Report only how many lines of the entries below contain the string "icon".
##### ITEMS #####
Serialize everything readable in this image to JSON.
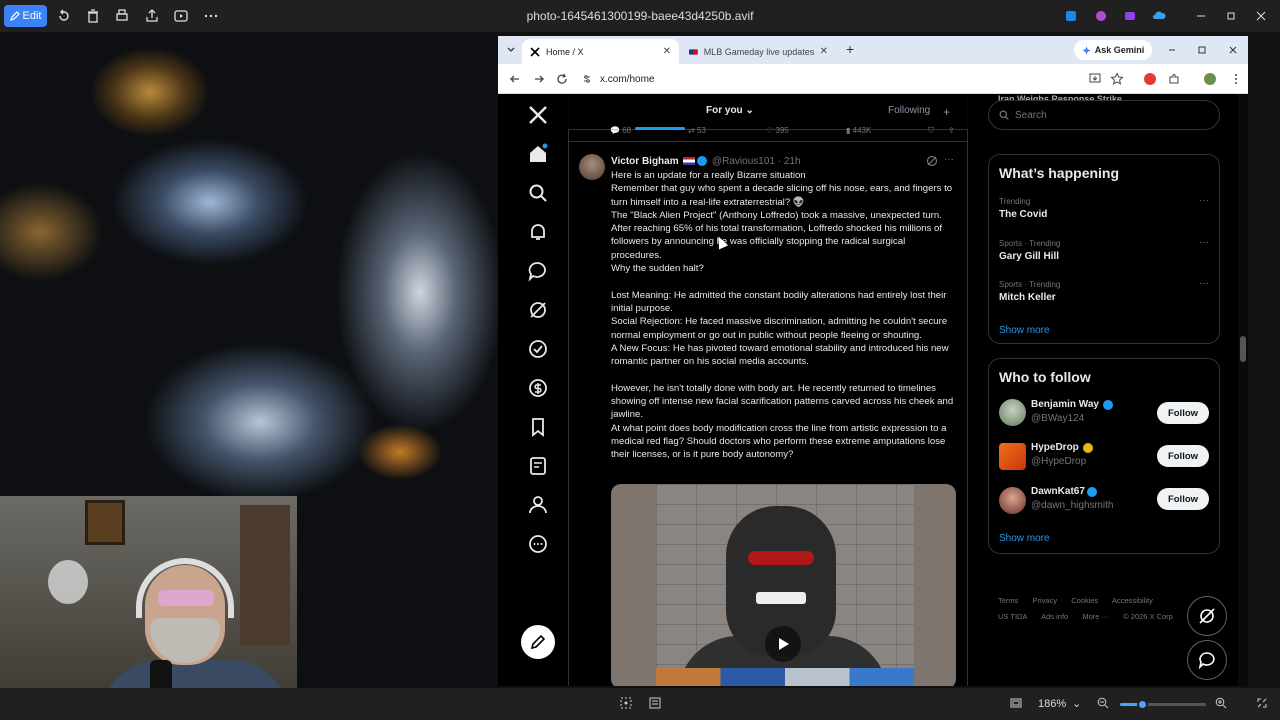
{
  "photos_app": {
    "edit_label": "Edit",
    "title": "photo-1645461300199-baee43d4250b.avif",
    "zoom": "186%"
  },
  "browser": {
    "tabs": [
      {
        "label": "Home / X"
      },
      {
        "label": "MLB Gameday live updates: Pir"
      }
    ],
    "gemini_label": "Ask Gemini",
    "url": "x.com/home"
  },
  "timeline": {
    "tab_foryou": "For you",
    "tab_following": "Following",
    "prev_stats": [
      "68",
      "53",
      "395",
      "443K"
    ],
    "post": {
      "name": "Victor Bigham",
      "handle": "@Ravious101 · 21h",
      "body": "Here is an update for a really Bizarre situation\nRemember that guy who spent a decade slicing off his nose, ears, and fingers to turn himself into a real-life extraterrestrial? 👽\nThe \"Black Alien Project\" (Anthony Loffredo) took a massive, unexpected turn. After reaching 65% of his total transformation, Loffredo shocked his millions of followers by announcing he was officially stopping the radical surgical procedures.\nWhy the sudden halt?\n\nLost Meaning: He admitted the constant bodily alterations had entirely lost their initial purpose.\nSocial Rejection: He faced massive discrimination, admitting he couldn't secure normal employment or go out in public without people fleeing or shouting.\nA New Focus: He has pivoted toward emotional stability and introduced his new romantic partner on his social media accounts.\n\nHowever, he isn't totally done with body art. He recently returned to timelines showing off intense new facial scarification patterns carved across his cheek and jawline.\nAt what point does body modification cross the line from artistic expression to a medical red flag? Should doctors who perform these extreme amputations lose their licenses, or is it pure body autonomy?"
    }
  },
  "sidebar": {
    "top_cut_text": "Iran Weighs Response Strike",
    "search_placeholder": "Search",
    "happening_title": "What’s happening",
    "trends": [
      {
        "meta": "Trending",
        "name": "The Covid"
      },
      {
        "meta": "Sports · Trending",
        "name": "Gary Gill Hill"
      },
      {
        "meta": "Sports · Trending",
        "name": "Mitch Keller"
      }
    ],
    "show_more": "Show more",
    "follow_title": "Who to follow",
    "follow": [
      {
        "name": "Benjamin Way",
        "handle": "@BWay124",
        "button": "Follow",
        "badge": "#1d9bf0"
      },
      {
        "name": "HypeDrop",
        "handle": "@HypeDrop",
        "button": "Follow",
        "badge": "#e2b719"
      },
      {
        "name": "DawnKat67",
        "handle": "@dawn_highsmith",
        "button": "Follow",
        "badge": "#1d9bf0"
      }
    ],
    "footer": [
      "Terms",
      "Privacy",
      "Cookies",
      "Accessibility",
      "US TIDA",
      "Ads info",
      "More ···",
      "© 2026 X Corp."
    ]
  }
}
#####
##### ITEMS #####
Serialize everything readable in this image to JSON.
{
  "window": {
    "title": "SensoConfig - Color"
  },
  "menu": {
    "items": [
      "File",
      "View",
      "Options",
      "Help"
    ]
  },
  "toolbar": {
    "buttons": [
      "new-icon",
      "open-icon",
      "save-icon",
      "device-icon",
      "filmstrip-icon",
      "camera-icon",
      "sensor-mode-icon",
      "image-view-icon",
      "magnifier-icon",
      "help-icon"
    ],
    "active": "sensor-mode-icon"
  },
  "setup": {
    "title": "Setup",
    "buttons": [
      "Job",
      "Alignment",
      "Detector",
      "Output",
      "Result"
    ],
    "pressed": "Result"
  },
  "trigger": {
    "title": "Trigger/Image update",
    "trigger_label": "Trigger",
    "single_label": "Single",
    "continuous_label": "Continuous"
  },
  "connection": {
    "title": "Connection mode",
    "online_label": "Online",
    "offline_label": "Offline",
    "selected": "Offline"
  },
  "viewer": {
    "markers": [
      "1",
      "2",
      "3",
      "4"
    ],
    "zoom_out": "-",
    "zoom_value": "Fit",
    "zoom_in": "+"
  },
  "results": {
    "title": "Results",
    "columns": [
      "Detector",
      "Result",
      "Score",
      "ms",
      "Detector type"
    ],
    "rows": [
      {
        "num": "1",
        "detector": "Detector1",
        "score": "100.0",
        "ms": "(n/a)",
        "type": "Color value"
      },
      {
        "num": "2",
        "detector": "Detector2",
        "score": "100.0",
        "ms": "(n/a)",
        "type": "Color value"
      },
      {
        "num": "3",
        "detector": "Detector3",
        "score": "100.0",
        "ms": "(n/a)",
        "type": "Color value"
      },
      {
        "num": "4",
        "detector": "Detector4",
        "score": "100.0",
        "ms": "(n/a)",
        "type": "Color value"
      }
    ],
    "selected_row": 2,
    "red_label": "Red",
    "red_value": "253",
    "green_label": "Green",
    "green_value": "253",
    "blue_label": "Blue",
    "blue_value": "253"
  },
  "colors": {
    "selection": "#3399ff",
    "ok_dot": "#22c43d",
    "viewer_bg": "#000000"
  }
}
#####
ANSWER TO THE TASK
11